-------- STORED DATA --------

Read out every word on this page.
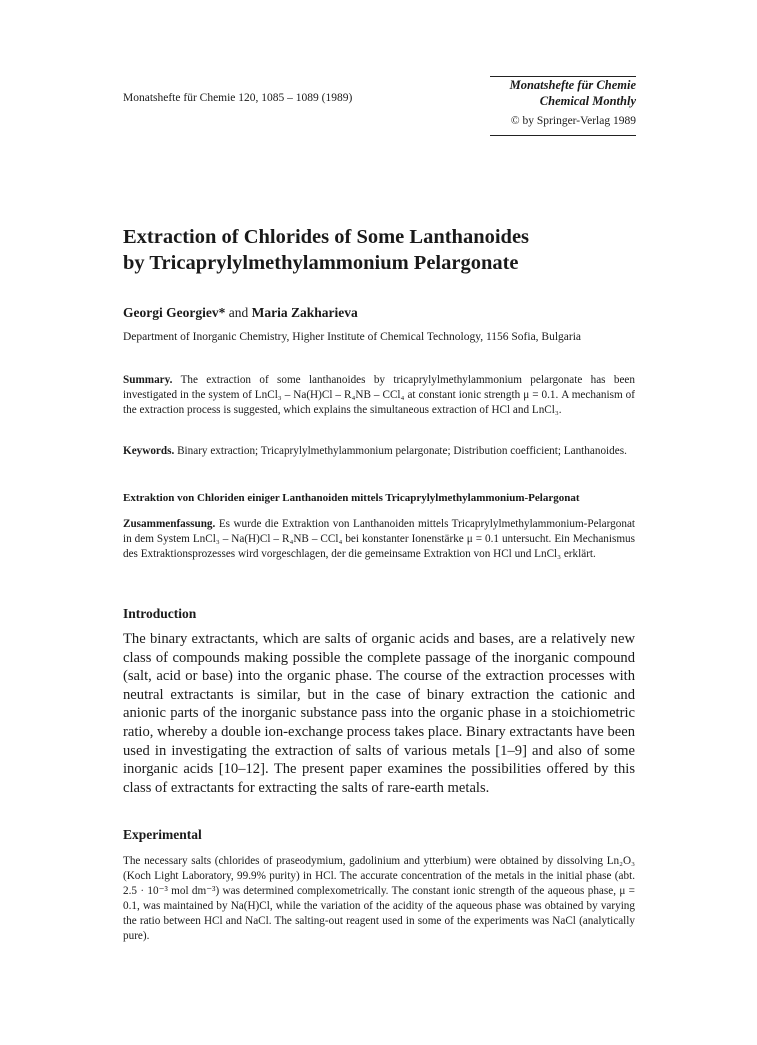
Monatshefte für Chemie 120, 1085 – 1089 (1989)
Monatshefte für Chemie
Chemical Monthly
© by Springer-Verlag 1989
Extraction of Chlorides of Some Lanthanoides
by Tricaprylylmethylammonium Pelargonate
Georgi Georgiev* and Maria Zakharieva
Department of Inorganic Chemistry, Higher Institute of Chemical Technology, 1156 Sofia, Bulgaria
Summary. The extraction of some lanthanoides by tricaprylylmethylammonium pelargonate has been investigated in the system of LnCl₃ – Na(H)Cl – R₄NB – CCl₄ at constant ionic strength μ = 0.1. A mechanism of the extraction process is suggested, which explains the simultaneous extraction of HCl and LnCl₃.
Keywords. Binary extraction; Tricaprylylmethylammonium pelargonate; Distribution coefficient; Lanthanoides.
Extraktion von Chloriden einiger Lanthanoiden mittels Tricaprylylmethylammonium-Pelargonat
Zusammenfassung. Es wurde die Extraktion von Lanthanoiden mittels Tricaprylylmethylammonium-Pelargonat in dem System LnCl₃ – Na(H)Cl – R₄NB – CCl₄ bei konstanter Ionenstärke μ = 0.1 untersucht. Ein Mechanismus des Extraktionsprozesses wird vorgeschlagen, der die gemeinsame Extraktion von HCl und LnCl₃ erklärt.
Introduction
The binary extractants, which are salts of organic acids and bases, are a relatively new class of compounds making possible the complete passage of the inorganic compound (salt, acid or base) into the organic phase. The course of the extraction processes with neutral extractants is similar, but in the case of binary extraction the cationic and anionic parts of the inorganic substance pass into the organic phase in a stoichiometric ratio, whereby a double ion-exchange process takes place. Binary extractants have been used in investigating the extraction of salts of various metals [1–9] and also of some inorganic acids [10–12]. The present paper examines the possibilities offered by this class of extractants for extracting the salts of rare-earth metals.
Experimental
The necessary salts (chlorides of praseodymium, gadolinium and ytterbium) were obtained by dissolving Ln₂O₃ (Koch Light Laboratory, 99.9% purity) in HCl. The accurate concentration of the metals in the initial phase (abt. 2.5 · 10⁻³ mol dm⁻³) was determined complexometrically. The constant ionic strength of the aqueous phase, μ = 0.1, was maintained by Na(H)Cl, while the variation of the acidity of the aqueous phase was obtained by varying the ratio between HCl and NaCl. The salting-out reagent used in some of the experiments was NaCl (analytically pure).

--------

GIVEN REQUEST:
How many lines of the listing include the string "Monatshefte"? Answer with the number alone.

TASK OUTPUT:
2